» **PROVIDED DATA**
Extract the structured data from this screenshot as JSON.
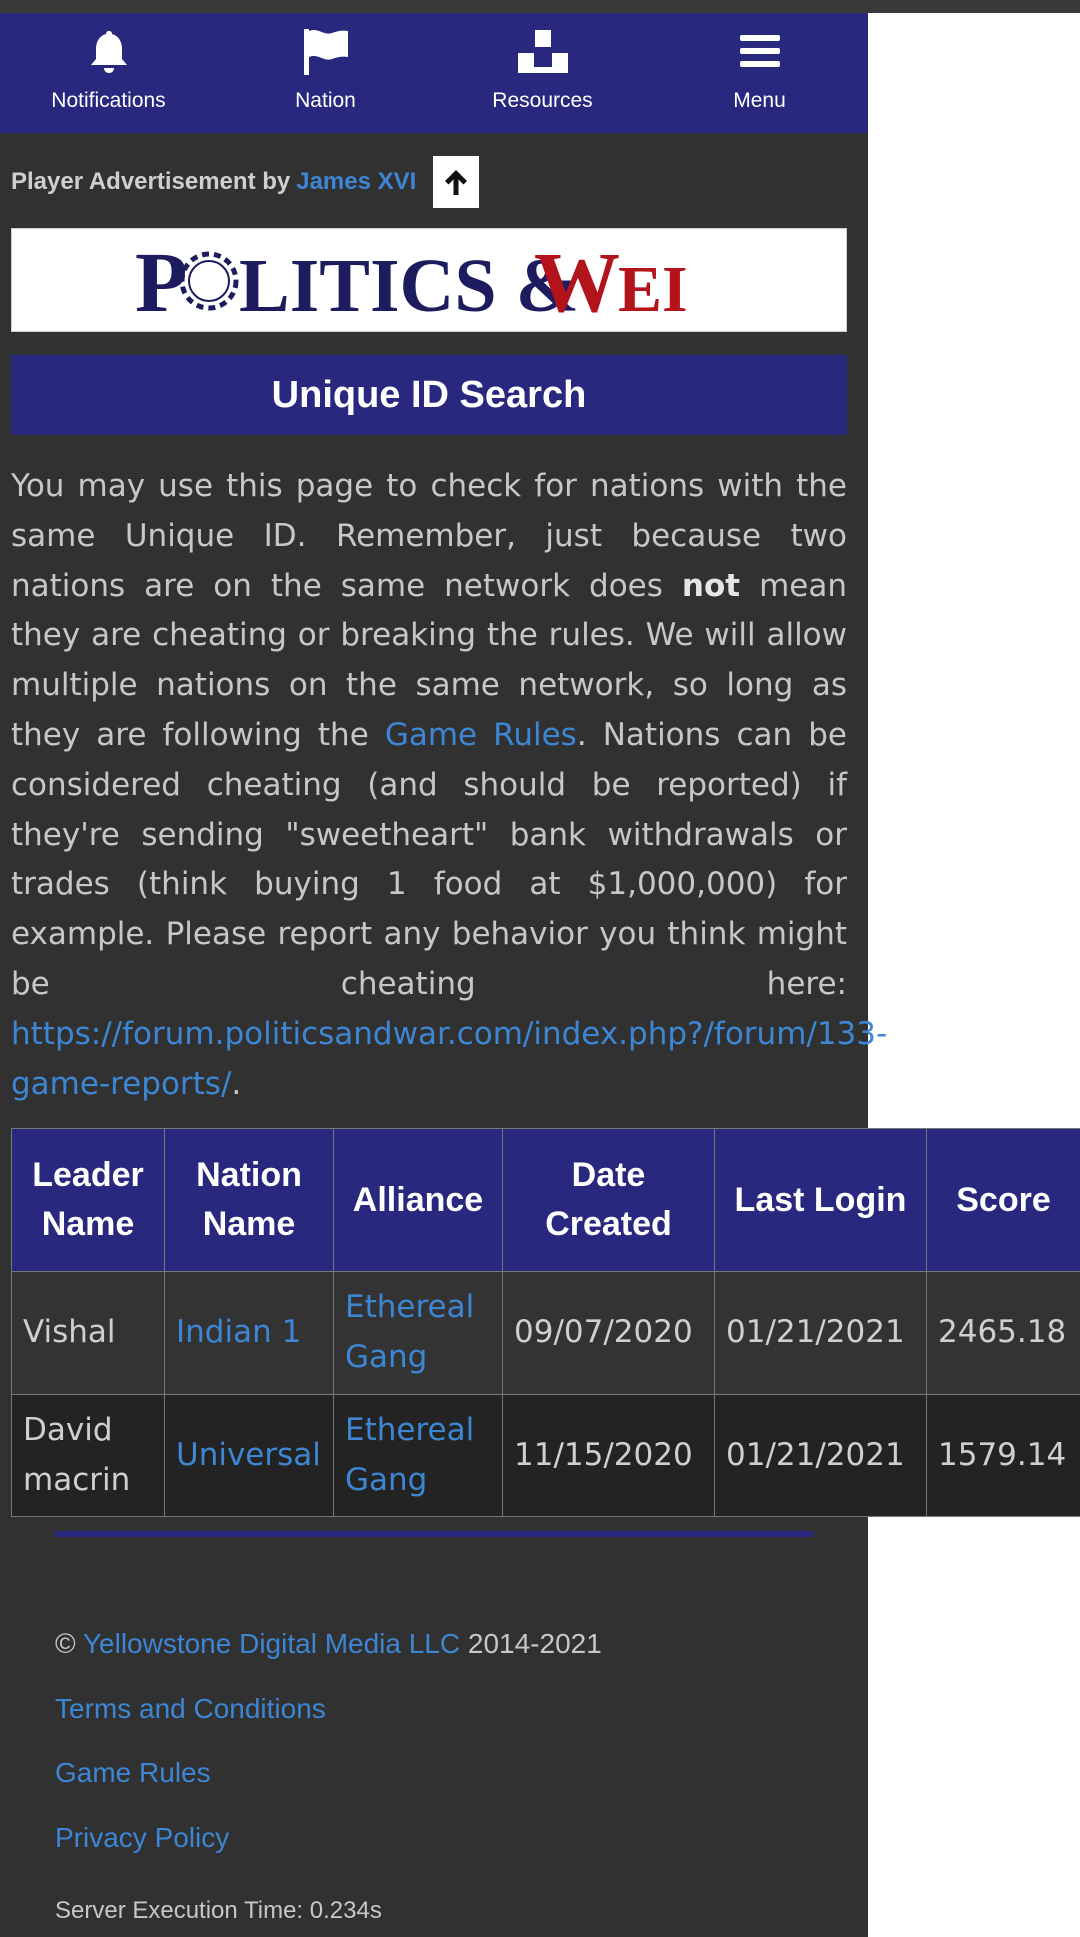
{
  "nav": {
    "items": [
      {
        "label": "Notifications",
        "icon": "bell-icon"
      },
      {
        "label": "Nation",
        "icon": "flag-icon"
      },
      {
        "label": "Resources",
        "icon": "resources-icon"
      },
      {
        "label": "Menu",
        "icon": "menu-icon"
      }
    ],
    "background": "#28287f"
  },
  "ad": {
    "text": "Player Advertisement by",
    "author": "James XVI",
    "banner_text": "POLITICS & WEI"
  },
  "page_title": "Unique ID Search",
  "intro": {
    "part1": "You may use this page to check for nations with the same Unique ID. Remember, just because two nations are on the same network does ",
    "bold": "not",
    "part2": " mean they are cheating or breaking the rules. We will allow multiple nations on the same network, so long as they are following the ",
    "rules_link": "Game Rules",
    "part3": ". Nations can be considered cheating (and should be reported) if they're sending \"sweetheart\" bank withdrawals or trades (think buying 1 food at $1,000,000) for example. Please report any behavior you think might be cheating here: ",
    "report_link": "https://forum.politicsandwar.com/index.php?/forum/133-game-reports/",
    "part4": "."
  },
  "table": {
    "headers": [
      "Leader Name",
      "Nation Name",
      "Alliance",
      "Date Created",
      "Last Login",
      "Score"
    ],
    "rows": [
      {
        "leader": "Vishal",
        "nation": "Indian 1",
        "alliance": "Ethereal Gang",
        "created": "09/07/2020",
        "last_login": "01/21/2021",
        "score": "2465.18"
      },
      {
        "leader": "David macrin",
        "nation": "Universal",
        "alliance": "Ethereal Gang",
        "created": "11/15/2020",
        "last_login": "01/21/2021",
        "score": "1579.14"
      }
    ]
  },
  "footer": {
    "copyright_symbol": "©",
    "company": "Yellowstone Digital Media LLC",
    "years": "2014-2021",
    "terms": "Terms and Conditions",
    "rules": "Game Rules",
    "privacy": "Privacy Policy",
    "exec_time": "Server Execution Time: 0.234s"
  },
  "colors": {
    "accent": "#28287f",
    "link": "#3d86d3",
    "page_bg": "#313131"
  }
}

» **EXERCISE GOAL**
Show, from the listing above, each line that contains the word "same".

» **EXERCISE RESULT**
    "part1": "You may use this page to check for nations with the same Unique ID. Remember, just because two nations are on the same network does ",
    "part2": " mean they are cheating or breaking the rules. We will allow multiple nations on the same network, so long as they are following the ",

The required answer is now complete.